* BEGIN Data entries *

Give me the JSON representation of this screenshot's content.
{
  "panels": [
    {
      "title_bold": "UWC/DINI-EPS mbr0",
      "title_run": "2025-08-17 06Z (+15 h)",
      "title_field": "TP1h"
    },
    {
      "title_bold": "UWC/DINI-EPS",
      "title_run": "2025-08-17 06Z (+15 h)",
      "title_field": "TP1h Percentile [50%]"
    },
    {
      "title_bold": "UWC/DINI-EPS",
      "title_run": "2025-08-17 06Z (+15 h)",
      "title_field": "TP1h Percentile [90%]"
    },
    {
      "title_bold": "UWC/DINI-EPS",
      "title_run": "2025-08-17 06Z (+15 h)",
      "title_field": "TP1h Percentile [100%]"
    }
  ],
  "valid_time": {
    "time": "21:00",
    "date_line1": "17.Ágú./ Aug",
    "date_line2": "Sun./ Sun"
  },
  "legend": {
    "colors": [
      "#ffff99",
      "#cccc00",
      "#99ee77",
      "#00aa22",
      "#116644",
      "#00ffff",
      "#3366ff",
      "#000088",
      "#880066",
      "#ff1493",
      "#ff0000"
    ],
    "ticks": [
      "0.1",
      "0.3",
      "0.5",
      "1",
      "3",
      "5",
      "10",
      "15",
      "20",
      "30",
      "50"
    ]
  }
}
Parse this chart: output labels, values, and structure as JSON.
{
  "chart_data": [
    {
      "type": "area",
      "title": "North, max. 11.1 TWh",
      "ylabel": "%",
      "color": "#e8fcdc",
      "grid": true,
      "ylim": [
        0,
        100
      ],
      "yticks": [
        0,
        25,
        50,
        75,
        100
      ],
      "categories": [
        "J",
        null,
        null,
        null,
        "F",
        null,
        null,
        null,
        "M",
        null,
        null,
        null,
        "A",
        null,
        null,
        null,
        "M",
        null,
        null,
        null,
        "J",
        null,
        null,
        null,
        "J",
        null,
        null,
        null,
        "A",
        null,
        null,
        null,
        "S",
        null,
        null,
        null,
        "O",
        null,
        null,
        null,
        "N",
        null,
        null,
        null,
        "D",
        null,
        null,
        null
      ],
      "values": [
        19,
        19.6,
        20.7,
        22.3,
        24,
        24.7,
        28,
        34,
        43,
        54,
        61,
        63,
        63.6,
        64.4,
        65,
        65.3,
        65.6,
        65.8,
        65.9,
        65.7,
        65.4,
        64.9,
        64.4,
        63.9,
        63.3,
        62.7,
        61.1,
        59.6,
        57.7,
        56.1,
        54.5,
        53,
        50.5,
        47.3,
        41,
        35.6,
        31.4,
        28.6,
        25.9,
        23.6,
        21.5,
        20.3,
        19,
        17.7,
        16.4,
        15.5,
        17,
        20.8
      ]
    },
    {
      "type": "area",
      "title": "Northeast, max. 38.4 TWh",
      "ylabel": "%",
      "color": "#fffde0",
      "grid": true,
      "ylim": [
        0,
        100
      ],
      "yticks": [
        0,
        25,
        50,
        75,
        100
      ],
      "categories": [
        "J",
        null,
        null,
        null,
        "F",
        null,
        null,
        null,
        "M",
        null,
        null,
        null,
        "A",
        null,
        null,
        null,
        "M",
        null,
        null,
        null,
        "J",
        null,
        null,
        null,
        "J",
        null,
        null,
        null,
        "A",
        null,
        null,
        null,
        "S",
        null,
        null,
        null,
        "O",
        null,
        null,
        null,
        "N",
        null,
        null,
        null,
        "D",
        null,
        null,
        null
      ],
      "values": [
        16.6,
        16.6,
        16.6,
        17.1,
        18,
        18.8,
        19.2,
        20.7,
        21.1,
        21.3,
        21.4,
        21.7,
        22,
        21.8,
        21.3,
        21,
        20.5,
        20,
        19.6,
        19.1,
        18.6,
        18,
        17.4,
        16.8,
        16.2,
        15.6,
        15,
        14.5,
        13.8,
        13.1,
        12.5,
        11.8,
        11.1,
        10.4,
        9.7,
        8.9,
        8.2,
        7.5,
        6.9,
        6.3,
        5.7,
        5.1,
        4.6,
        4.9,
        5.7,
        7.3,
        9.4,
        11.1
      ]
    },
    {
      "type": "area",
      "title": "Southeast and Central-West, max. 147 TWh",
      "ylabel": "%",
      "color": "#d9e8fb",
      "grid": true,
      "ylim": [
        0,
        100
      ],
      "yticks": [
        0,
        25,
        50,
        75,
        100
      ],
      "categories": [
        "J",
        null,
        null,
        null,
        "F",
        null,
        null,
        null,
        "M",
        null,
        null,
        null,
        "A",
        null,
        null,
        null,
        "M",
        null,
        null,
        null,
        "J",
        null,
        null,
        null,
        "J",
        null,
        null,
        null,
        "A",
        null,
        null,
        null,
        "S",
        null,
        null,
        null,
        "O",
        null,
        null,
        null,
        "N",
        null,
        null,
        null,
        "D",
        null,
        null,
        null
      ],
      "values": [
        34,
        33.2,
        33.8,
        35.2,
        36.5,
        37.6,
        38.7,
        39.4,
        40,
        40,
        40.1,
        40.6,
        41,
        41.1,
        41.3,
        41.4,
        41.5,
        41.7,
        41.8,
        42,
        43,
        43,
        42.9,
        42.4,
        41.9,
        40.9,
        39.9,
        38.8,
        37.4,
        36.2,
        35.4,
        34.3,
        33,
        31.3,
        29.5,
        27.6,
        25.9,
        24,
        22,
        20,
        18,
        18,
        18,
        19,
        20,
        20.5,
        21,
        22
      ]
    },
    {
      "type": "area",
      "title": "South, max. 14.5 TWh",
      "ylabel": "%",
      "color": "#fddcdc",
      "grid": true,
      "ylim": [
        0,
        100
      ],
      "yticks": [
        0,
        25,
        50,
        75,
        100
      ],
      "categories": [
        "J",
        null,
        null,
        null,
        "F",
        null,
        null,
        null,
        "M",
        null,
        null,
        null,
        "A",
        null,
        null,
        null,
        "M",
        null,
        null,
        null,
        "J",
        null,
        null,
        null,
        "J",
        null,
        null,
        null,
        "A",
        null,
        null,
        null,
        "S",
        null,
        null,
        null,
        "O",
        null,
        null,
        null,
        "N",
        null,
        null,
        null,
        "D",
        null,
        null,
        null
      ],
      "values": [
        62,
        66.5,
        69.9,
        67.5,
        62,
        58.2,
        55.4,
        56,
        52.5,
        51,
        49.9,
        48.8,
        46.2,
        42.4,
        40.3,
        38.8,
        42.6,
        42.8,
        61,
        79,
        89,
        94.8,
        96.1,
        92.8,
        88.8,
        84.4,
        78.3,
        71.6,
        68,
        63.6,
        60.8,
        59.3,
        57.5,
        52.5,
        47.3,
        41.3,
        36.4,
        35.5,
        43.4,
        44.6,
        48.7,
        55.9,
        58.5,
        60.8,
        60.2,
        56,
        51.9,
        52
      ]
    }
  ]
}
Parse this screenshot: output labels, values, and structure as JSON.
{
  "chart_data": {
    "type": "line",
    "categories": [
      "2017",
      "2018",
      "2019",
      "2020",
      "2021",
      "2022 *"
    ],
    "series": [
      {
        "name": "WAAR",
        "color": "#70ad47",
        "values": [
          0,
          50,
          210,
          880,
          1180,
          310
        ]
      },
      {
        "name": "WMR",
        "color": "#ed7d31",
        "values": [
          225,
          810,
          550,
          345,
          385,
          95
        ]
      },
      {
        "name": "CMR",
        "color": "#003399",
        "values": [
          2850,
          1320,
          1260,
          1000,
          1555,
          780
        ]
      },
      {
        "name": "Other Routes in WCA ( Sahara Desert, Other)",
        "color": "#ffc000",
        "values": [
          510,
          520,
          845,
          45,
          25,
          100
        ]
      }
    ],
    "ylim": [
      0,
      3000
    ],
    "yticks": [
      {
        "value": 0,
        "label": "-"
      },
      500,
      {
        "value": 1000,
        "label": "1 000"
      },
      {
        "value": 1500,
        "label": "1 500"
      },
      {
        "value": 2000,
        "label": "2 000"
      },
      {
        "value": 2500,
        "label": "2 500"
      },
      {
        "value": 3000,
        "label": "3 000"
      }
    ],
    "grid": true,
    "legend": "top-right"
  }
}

* END Data entries *

*Exercise requirements*: From the data above, copy each line that holds "Percentile".

*Answer to the problem*:
      "title_field": "TP1h Percentile [50%]"
      "title_field": "TP1h Percentile [90%]"
      "title_field": "TP1h Percentile [100%]"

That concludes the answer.